[BEGIN INPUT DATA]

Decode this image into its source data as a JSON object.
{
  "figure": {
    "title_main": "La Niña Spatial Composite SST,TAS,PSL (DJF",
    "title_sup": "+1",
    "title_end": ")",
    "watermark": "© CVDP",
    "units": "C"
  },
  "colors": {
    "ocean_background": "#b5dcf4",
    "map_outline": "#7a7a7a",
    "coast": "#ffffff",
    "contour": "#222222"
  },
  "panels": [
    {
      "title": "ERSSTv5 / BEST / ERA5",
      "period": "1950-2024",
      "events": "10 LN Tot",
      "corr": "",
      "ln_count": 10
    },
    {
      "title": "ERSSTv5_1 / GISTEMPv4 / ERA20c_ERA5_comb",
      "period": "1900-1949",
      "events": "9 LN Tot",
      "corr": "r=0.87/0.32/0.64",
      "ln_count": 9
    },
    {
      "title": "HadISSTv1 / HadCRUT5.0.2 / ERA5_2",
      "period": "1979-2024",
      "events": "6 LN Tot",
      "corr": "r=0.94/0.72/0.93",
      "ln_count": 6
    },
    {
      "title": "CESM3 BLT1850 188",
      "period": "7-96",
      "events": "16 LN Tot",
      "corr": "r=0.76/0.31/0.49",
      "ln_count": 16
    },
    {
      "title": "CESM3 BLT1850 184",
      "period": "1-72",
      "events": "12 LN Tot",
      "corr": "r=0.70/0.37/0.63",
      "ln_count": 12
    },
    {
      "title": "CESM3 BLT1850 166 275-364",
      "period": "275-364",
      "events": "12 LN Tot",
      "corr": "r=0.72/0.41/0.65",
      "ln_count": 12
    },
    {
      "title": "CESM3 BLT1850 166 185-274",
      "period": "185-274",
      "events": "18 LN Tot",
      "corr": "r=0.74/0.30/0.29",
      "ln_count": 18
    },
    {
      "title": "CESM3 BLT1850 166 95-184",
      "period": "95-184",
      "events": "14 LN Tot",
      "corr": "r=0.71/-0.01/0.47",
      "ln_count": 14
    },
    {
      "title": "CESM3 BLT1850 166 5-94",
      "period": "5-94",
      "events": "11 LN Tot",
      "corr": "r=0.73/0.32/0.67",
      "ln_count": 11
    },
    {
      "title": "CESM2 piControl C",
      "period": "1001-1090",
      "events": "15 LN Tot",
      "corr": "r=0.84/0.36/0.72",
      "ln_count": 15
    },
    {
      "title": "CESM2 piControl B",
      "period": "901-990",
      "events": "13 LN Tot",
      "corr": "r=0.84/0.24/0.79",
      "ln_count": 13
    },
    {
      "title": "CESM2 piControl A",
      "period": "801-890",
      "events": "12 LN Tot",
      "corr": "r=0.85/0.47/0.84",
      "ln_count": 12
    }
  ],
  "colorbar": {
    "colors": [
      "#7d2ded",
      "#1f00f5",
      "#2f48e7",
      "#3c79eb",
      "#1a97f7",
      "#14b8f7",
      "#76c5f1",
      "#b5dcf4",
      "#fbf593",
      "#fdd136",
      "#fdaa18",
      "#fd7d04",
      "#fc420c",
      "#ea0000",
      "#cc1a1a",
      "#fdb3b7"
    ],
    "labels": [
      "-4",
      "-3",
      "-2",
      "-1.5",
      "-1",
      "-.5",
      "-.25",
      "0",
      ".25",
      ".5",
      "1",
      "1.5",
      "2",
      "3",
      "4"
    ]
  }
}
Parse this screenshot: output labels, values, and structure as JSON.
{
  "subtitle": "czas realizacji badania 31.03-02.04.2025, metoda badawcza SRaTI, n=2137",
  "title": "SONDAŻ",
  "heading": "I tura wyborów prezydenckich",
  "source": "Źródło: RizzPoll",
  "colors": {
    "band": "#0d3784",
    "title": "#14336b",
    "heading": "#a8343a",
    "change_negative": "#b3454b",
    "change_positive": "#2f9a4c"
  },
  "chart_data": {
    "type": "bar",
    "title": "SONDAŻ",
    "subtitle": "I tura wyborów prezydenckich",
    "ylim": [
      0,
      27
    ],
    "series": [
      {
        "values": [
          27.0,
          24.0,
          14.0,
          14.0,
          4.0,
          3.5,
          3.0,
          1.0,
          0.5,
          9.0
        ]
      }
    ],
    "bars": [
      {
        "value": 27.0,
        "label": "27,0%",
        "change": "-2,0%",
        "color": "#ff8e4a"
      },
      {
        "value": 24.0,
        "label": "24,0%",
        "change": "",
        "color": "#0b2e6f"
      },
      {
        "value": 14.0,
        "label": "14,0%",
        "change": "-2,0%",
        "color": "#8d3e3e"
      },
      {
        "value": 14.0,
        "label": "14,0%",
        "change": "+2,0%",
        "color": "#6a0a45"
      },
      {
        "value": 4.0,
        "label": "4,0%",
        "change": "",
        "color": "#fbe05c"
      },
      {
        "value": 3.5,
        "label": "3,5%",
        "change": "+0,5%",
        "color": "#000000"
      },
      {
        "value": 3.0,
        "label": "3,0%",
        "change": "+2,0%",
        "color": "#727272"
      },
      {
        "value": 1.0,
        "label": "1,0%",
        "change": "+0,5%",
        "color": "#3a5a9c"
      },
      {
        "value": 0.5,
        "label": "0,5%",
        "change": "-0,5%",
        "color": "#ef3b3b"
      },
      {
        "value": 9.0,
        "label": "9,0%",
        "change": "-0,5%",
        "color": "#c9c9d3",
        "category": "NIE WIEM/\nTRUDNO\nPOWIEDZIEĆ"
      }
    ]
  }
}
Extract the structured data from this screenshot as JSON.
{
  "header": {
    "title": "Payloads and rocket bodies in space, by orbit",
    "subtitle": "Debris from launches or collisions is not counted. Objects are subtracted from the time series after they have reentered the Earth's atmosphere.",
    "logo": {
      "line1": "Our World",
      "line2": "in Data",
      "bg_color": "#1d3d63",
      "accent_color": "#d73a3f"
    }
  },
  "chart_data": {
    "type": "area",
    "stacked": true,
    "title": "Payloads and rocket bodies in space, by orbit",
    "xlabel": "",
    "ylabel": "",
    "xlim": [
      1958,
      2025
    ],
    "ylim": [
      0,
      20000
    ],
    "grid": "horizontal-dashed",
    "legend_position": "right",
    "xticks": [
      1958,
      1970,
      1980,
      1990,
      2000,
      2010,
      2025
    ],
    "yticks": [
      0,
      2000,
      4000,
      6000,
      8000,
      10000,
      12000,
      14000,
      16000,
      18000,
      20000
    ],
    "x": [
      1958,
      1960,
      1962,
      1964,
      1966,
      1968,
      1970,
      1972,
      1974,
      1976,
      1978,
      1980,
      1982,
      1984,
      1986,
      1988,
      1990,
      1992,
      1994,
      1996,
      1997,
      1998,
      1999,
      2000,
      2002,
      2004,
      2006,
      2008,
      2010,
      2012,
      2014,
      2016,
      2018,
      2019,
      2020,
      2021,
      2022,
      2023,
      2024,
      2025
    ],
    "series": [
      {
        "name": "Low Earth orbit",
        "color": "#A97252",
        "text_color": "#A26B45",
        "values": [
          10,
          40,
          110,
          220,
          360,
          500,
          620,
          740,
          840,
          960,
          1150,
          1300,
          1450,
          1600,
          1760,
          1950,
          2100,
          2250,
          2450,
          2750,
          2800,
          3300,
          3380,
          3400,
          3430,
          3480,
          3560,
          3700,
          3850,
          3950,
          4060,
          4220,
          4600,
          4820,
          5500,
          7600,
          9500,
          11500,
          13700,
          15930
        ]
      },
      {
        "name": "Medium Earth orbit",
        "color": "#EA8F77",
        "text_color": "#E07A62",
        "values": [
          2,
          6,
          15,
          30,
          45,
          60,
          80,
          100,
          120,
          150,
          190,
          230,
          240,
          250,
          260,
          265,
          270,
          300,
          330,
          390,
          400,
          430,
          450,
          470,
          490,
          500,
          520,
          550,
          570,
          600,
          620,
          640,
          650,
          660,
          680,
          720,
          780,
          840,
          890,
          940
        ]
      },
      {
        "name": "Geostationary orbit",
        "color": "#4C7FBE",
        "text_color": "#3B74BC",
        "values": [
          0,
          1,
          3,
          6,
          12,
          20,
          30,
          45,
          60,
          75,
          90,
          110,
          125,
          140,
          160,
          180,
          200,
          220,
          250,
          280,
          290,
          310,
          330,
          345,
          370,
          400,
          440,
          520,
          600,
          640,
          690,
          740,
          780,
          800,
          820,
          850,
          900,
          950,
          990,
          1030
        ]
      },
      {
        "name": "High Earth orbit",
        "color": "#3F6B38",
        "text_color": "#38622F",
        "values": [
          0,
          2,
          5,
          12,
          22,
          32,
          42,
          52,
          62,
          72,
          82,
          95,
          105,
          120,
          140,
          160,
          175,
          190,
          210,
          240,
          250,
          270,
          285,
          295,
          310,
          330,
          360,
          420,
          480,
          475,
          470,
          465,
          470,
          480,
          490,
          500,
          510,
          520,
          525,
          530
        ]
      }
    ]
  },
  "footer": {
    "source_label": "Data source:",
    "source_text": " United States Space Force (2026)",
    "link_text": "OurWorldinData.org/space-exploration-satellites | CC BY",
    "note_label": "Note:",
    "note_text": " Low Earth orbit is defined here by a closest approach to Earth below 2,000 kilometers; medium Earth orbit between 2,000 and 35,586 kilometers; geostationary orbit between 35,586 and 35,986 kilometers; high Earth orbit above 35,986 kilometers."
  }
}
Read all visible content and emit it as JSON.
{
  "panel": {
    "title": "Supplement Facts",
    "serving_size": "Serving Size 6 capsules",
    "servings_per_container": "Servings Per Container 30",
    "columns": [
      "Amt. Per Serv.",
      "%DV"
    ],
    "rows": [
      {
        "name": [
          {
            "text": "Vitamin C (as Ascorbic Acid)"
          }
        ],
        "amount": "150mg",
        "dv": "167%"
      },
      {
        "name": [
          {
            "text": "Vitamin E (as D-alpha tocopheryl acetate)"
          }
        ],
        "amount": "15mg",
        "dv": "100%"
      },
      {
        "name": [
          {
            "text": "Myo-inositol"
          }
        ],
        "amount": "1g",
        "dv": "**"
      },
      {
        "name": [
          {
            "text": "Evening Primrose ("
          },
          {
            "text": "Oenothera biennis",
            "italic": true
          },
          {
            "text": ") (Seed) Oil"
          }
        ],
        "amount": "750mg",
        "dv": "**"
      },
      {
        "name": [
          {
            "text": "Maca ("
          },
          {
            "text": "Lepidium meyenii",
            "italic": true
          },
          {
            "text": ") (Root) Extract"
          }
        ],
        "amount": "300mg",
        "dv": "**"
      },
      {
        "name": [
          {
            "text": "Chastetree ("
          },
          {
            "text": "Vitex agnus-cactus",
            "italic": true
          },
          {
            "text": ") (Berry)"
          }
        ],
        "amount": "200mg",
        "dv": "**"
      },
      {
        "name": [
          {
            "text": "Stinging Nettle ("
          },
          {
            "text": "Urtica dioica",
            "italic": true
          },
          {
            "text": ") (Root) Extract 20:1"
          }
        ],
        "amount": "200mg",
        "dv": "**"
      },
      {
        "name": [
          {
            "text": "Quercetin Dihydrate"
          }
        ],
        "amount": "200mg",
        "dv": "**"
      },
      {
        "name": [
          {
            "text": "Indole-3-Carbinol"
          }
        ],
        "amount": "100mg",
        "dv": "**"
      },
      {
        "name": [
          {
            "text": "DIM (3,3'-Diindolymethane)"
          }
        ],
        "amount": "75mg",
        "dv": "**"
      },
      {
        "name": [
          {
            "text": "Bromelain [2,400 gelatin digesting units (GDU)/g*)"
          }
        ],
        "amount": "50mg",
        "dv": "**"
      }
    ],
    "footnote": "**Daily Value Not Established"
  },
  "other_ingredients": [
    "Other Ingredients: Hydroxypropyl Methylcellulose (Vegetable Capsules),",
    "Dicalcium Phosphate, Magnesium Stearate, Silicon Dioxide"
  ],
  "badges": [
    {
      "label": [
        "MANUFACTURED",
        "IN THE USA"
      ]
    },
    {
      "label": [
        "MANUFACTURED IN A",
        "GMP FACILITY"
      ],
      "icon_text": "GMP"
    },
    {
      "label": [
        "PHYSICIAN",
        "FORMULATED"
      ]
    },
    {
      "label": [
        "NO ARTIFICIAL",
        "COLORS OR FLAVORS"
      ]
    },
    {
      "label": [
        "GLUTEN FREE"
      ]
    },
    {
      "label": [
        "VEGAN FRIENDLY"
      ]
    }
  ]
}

[END INPUT DATA]

**DIRECTION:** Locate all lines in the listing above with the word "period". Copy them.

**EXPECTED ANSWER:**
      "period": "1950-2024",
      "period": "1900-1949",
      "period": "1979-2024",
      "period": "7-96",
      "period": "1-72",
      "period": "275-364",
      "period": "185-274",
      "period": "95-184",
      "period": "5-94",
      "period": "1001-1090",
      "period": "901-990",
      "period": "801-890",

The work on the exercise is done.